**What is being asked**
Using the listing below, copy every line that mentions "name".

(Stored items)

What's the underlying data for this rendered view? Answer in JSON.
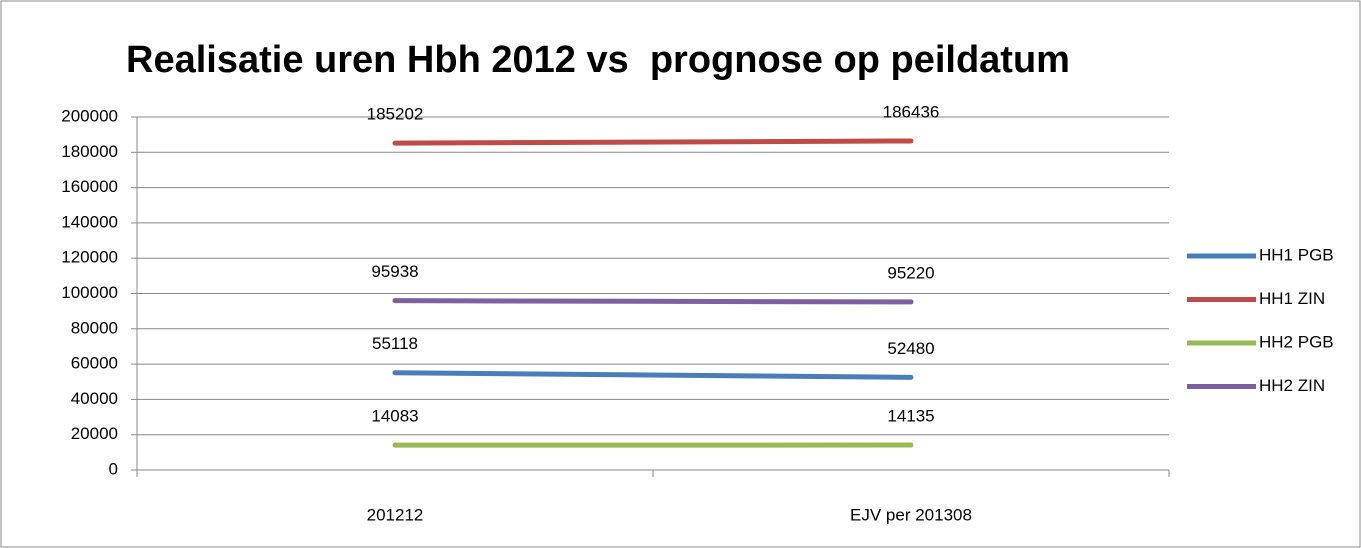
{
  "chart_data": {
    "type": "line",
    "title": "Realisatie uren Hbh 2012 vs  prognose op peildatum",
    "categories": [
      "201212",
      "EJV per 201308"
    ],
    "series": [
      {
        "name": "HH1 PGB",
        "color": "#4a7ebb",
        "values": [
          55118,
          52480
        ]
      },
      {
        "name": "HH1 ZIN",
        "color": "#be4b48",
        "values": [
          185202,
          186436
        ]
      },
      {
        "name": "HH2 PGB",
        "color": "#98b954",
        "values": [
          14083,
          14135
        ]
      },
      {
        "name": "HH2 ZIN",
        "color": "#7d60a0",
        "values": [
          95938,
          95220
        ]
      }
    ],
    "ylim": [
      0,
      200000
    ],
    "yticks": [
      0,
      20000,
      40000,
      60000,
      80000,
      100000,
      120000,
      140000,
      160000,
      180000,
      200000
    ],
    "grid": true,
    "legend": "right"
  }
}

**Completed task**
        "name": "HH1 PGB",
        "name": "HH1 ZIN",
        "name": "HH2 PGB",
        "name": "HH2 ZIN",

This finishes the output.